» **EXERCISE GOAL**:
Return each line of the records with nothing changed, pictures excepted.
* begin MATERIAL SUPPLIED *
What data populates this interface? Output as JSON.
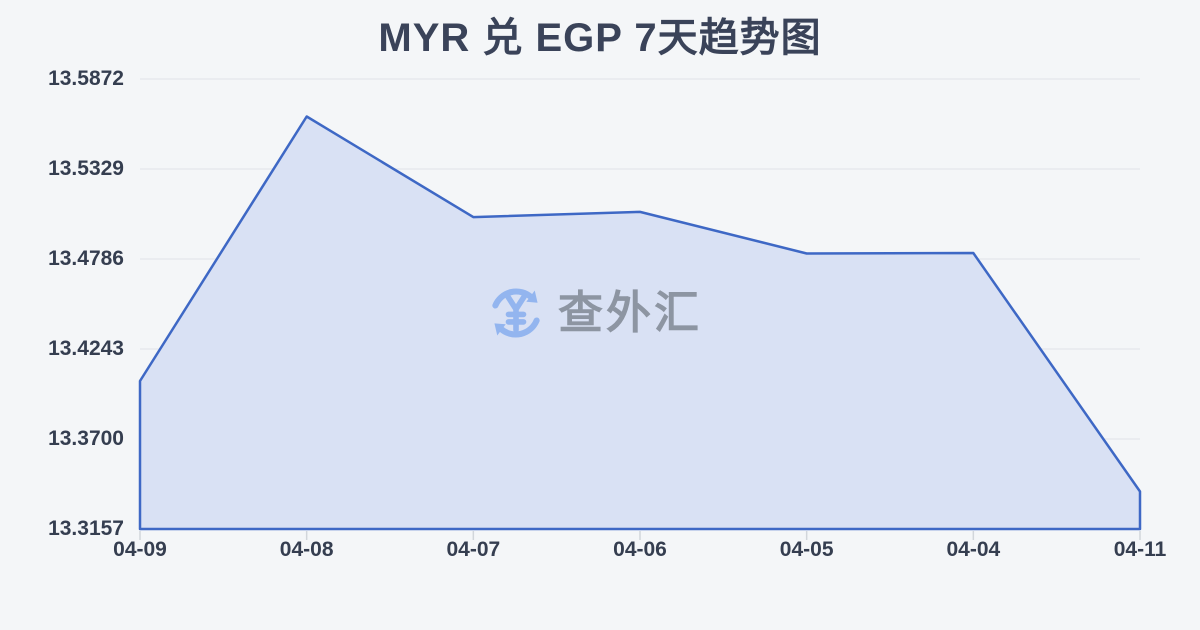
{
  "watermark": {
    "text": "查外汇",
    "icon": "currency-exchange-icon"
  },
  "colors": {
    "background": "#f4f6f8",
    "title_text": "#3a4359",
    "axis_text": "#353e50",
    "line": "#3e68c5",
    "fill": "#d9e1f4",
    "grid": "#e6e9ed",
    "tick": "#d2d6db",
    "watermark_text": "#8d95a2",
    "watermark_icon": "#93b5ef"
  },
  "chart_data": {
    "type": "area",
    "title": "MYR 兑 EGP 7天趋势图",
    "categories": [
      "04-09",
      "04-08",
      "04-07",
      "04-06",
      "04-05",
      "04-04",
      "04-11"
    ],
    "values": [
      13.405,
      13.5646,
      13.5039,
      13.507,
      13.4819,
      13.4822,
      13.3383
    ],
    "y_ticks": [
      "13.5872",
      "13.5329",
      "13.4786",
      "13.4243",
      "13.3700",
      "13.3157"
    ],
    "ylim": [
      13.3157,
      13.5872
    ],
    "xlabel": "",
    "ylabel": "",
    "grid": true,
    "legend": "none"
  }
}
* end MATERIAL SUPPLIED *
» **OUTPUT OF THE TASK**:
What data populates this interface? Output as JSON.
{
  "watermark": {
    "text": "查外汇",
    "icon": "currency-exchange-icon"
  },
  "colors": {
    "background": "#f4f6f8",
    "title_text": "#3a4359",
    "axis_text": "#353e50",
    "line": "#3e68c5",
    "fill": "#d9e1f4",
    "grid": "#e6e9ed",
    "tick": "#d2d6db",
    "watermark_text": "#8d95a2",
    "watermark_icon": "#93b5ef"
  },
  "chart_data": {
    "type": "area",
    "title": "MYR 兑 EGP 7天趋势图",
    "categories": [
      "04-09",
      "04-08",
      "04-07",
      "04-06",
      "04-05",
      "04-04",
      "04-11"
    ],
    "values": [
      13.405,
      13.5646,
      13.5039,
      13.507,
      13.4819,
      13.4822,
      13.3383
    ],
    "y_ticks": [
      "13.5872",
      "13.5329",
      "13.4786",
      "13.4243",
      "13.3700",
      "13.3157"
    ],
    "ylim": [
      13.3157,
      13.5872
    ],
    "xlabel": "",
    "ylabel": "",
    "grid": true,
    "legend": "none"
  }
}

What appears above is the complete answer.